EXERCISE PROMPT - Exclude all pictures, then copy each of the records exactly as written.

INFORMATION SHOWN -
[Start]

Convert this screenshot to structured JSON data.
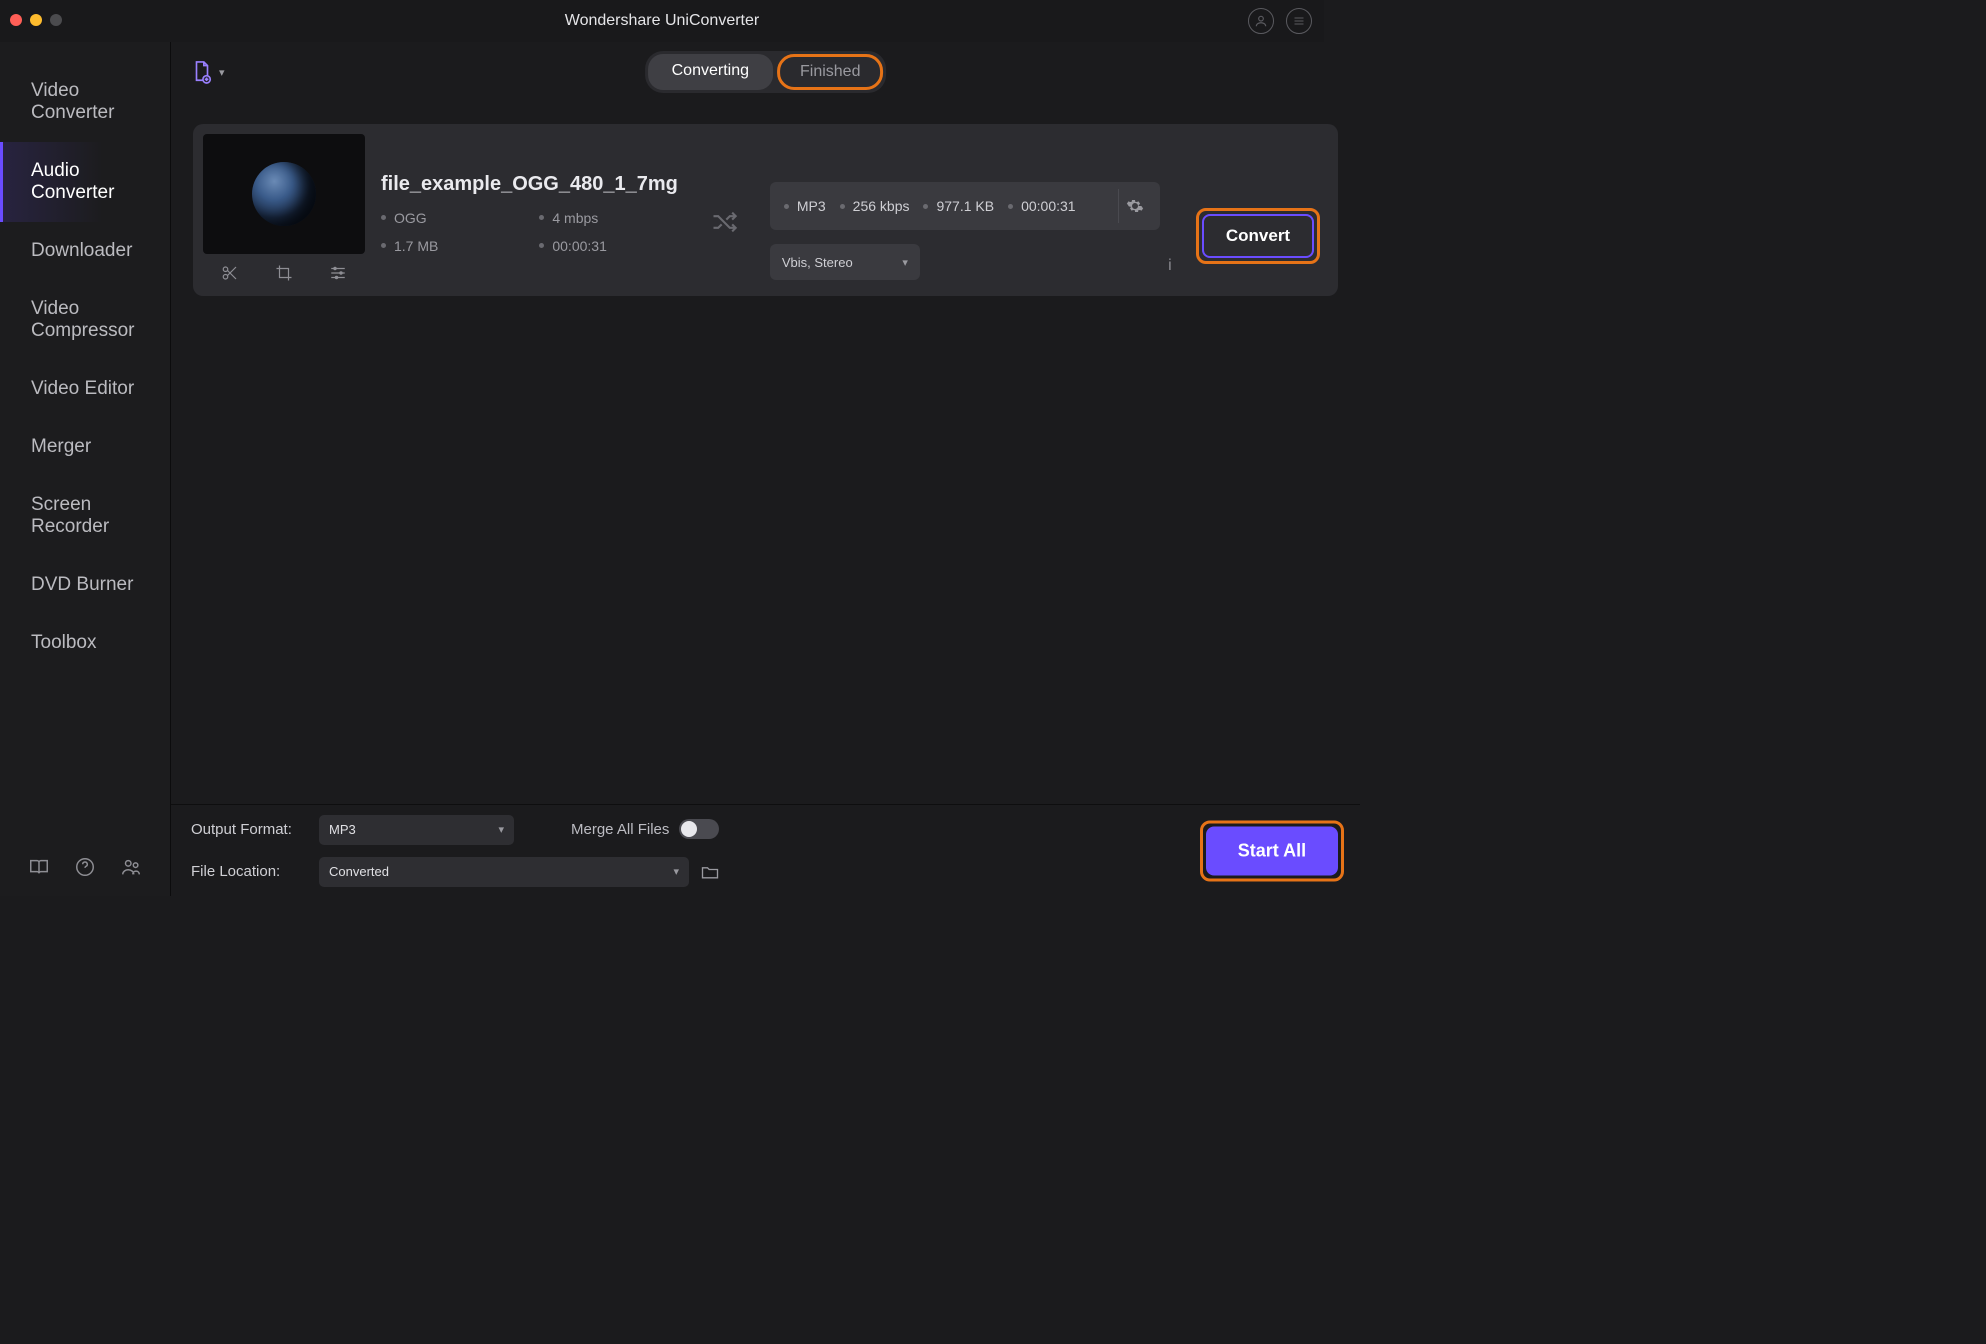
{
  "window": {
    "title": "Wondershare UniConverter"
  },
  "sidebar": {
    "items": [
      {
        "label": "Video Converter"
      },
      {
        "label": "Audio Converter"
      },
      {
        "label": "Downloader"
      },
      {
        "label": "Video Compressor"
      },
      {
        "label": "Video Editor"
      },
      {
        "label": "Merger"
      },
      {
        "label": "Screen Recorder"
      },
      {
        "label": "DVD Burner"
      },
      {
        "label": "Toolbox"
      }
    ],
    "active_index": 1
  },
  "tabs": {
    "items": [
      {
        "label": "Converting"
      },
      {
        "label": "Finished"
      }
    ],
    "selected_index": 0,
    "highlighted_index": 1
  },
  "file": {
    "name": "file_example_OGG_480_1_7mg",
    "source": {
      "format": "OGG",
      "bitrate": "4 mbps",
      "filesize": "1.7 MB",
      "duration": "00:00:31"
    },
    "target": {
      "format": "MP3",
      "bitrate": "256 kbps",
      "filesize": "977.1 KB",
      "duration": "00:00:31"
    },
    "audio_track": "Vbis, Stereo",
    "convert_label": "Convert"
  },
  "footer": {
    "output_format_label": "Output Format:",
    "output_format_value": "MP3",
    "file_location_label": "File Location:",
    "file_location_value": "Converted",
    "merge_label": "Merge All Files",
    "start_all_label": "Start All"
  }
}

[End]

SOLUTION TO THE PROBLEM -
Convert this screenshot to structured JSON data.
{
  "window": {
    "title": "Wondershare UniConverter"
  },
  "sidebar": {
    "items": [
      {
        "label": "Video Converter"
      },
      {
        "label": "Audio Converter"
      },
      {
        "label": "Downloader"
      },
      {
        "label": "Video Compressor"
      },
      {
        "label": "Video Editor"
      },
      {
        "label": "Merger"
      },
      {
        "label": "Screen Recorder"
      },
      {
        "label": "DVD Burner"
      },
      {
        "label": "Toolbox"
      }
    ],
    "active_index": 1
  },
  "tabs": {
    "items": [
      {
        "label": "Converting"
      },
      {
        "label": "Finished"
      }
    ],
    "selected_index": 0,
    "highlighted_index": 1
  },
  "file": {
    "name": "file_example_OGG_480_1_7mg",
    "source": {
      "format": "OGG",
      "bitrate": "4 mbps",
      "filesize": "1.7 MB",
      "duration": "00:00:31"
    },
    "target": {
      "format": "MP3",
      "bitrate": "256 kbps",
      "filesize": "977.1 KB",
      "duration": "00:00:31"
    },
    "audio_track": "Vbis, Stereo",
    "convert_label": "Convert"
  },
  "footer": {
    "output_format_label": "Output Format:",
    "output_format_value": "MP3",
    "file_location_label": "File Location:",
    "file_location_value": "Converted",
    "merge_label": "Merge All Files",
    "start_all_label": "Start All"
  }
}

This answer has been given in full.